# Records for this task:

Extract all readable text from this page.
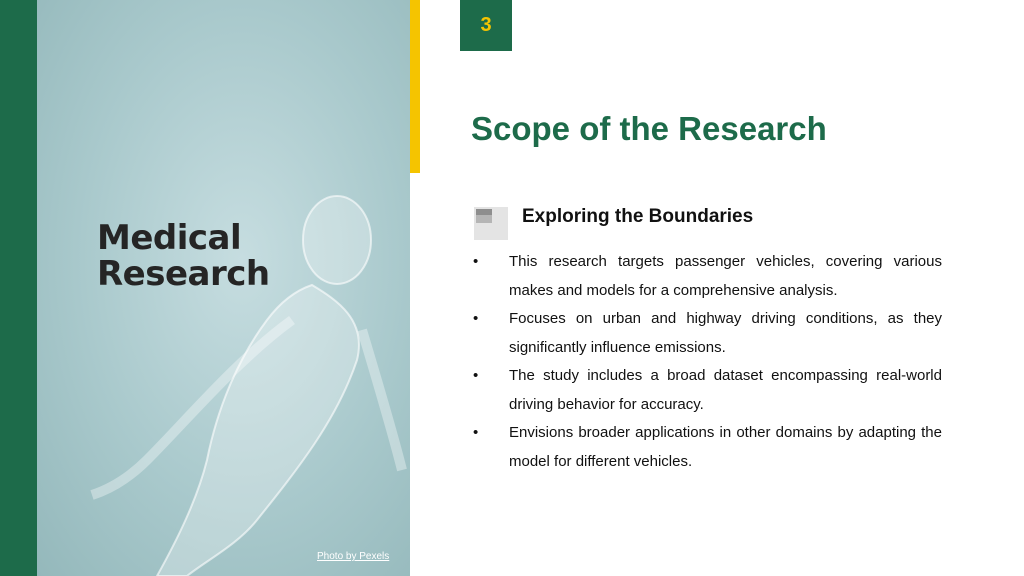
Medical
Research

Photo by Pexels
3
Scope of the Research
Exploring the Boundaries
• This research targets passenger vehicles, covering various makes and models for a comprehensive analysis.
• Focuses on urban and highway driving conditions, as they significantly influence emissions.
• The study includes a broad dataset encompassing real-world driving behavior for accuracy.
• Envisions broader applications in other domains by adapting the model for different vehicles.
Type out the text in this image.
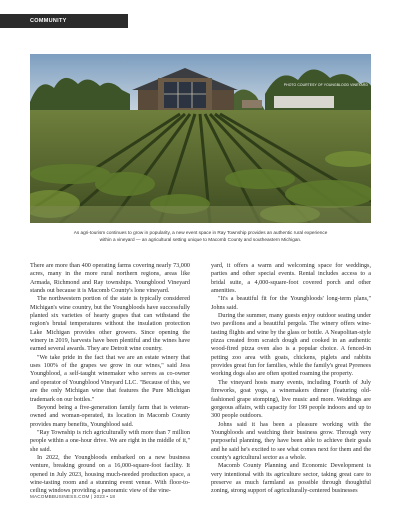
COMMUNITY
PHOTO COURTESY OF YOUNGBLOOD VINEYARD
As agri-tourism continues to grow in popularity, a new event space in Ray Township provides an authentic rural experience within a vineyard — an agricultural setting unique to Macomb County and southeastern Michigan.

There are more than 400 operating farms covering nearly 73,000 acres, many in the more rural northern regions, areas like Armada, Richmond and Ray townships. Youngblood Vineyard stands out because it is Macomb County's lone vineyard.

The northwestern portion of the state is typically considered Michigan's wine country, but the Youngbloods have successfully planted six varieties of hearty grapes that can withstand the region's brutal temperatures without the insulation protection Lake Michigan provides other growers. Since opening the winery in 2019, harvests have been plentiful and the wines have earned several awards. They are Detroit wine country.

"We take pride in the fact that we are an estate winery that uses 100% of the grapes we grow in our wines," said Jess Youngblood, a self-taught winemaker who serves as co-owner and operator of Youngblood Vineyard LLC. "Because of this, we are the only Michigan wine that features the Pure Michigan trademark on our bottles."

Beyond being a five-generation family farm that is veteran-owned and woman-operated, its location in Macomb County provides many benefits, Youngblood said.

"Ray Township is rich agriculturally with more than 7 million people within a one-hour drive. We are right in the middle of it," she said.

In 2022, the Youngbloods embarked on a new business venture, breaking ground on a 16,000-square-foot facility. It opened in July 2023, housing much-needed production space, a wine-tasting room and a stunning event venue. With floor-to-ceiling windows providing a panoramic view of the vine-

yard, it offers a warm and welcoming space for weddings, parties and other special events. Rental includes access to a bridal suite, a 4,000-square-foot covered porch and other amenities.

"It's a beautiful fit for the Youngbloods' long-term plans," Johns said.

During the summer, many guests enjoy outdoor seating under two pavilions and a beautiful pergola. The winery offers wine-tasting flights and wine by the glass or bottle. A Neapolitan-style pizza created from scratch dough and cooked in an authentic wood-fired pizza oven also is a popular choice. A fenced-in petting zoo area with goats, chickens, piglets and rabbits provides great fun for families, while the family's great Pyrenees working dogs also are often spotted roaming the property.

The vineyard hosts many events, including Fourth of July fireworks, goat yoga, a winemakers dinner (featuring old-fashioned grape stomping), live music and more. Weddings are gorgeous affairs, with capacity for 199 people indoors and up to 300 people outdoors.

Johns said it has been a pleasure working with the Youngbloods and watching their business grow. Through very purposeful planning, they have been able to achieve their goals and he said he's excited to see what comes next for them and the county's agricultural sector as a whole.

Macomb County Planning and Economic Development is very intentional with its agriculture sector, taking great care to preserve as much farmland as possible through thoughtful zoning, strong support of agriculturally-centered businesses

MACOMBBUSINESS.COM | 2023 • 18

# Prompt:
Print each line of the material above exactly, with the pictures removed from your copy.

# Response below:
Extract all readable text from this page.
Medical
Research

Photo by Pexels
3
Scope of the Research
Exploring the Boundaries
• This research targets passenger vehicles, covering various makes and models for a comprehensive analysis.
• Focuses on urban and highway driving conditions, as they significantly influence emissions.
• The study includes a broad dataset encompassing real-world driving behavior for accuracy.
• Envisions broader applications in other domains by adapting the model for different vehicles.
Type out the text in this image.
COMMUNITY
PHOTO COURTESY OF YOUNGBLOOD VINEYARD
As agri-tourism continues to grow in popularity, a new event space in Ray Township provides an authentic rural experience within a vineyard — an agricultural setting unique to Macomb County and southeastern Michigan.

There are more than 400 operating farms covering nearly 73,000 acres, many in the more rural northern regions, areas like Armada, Richmond and Ray townships. Youngblood Vineyard stands out because it is Macomb County's lone vineyard.

The northwestern portion of the state is typically considered Michigan's wine country, but the Youngbloods have successfully planted six varieties of hearty grapes that can withstand the region's brutal temperatures without the insulation protection Lake Michigan provides other growers. Since opening the winery in 2019, harvests have been plentiful and the wines have earned several awards. They are Detroit wine country.

"We take pride in the fact that we are an estate winery that uses 100% of the grapes we grow in our wines," said Jess Youngblood, a self-taught winemaker who serves as co-owner and operator of Youngblood Vineyard LLC. "Because of this, we are the only Michigan wine that features the Pure Michigan trademark on our bottles."

Beyond being a five-generation family farm that is veteran-owned and woman-operated, its location in Macomb County provides many benefits, Youngblood said.

"Ray Township is rich agriculturally with more than 7 million people within a one-hour drive. We are right in the middle of it," she said.

In 2022, the Youngbloods embarked on a new business venture, breaking ground on a 16,000-square-foot facility. It opened in July 2023, housing much-needed production space, a wine-tasting room and a stunning event venue. With floor-to-ceiling windows providing a panoramic view of the vine-

yard, it offers a warm and welcoming space for weddings, parties and other special events. Rental includes access to a bridal suite, a 4,000-square-foot covered porch and other amenities.

"It's a beautiful fit for the Youngbloods' long-term plans," Johns said.

During the summer, many guests enjoy outdoor seating under two pavilions and a beautiful pergola. The winery offers wine-tasting flights and wine by the glass or bottle. A Neapolitan-style pizza created from scratch dough and cooked in an authentic wood-fired pizza oven also is a popular choice. A fenced-in petting zoo area with goats, chickens, piglets and rabbits provides great fun for families, while the family's great Pyrenees working dogs also are often spotted roaming the property.

The vineyard hosts many events, including Fourth of July fireworks, goat yoga, a winemakers dinner (featuring old-fashioned grape stomping), live music and more. Weddings are gorgeous affairs, with capacity for 199 people indoors and up to 300 people outdoors.

Johns said it has been a pleasure working with the Youngbloods and watching their business grow. Through very purposeful planning, they have been able to achieve their goals and he said he's excited to see what comes next for them and the county's agricultural sector as a whole.

Macomb County Planning and Economic Development is very intentional with its agriculture sector, taking great care to preserve as much farmland as possible through thoughtful zoning, strong support of agriculturally-centered businesses

MACOMBBUSINESS.COM | 2023 • 18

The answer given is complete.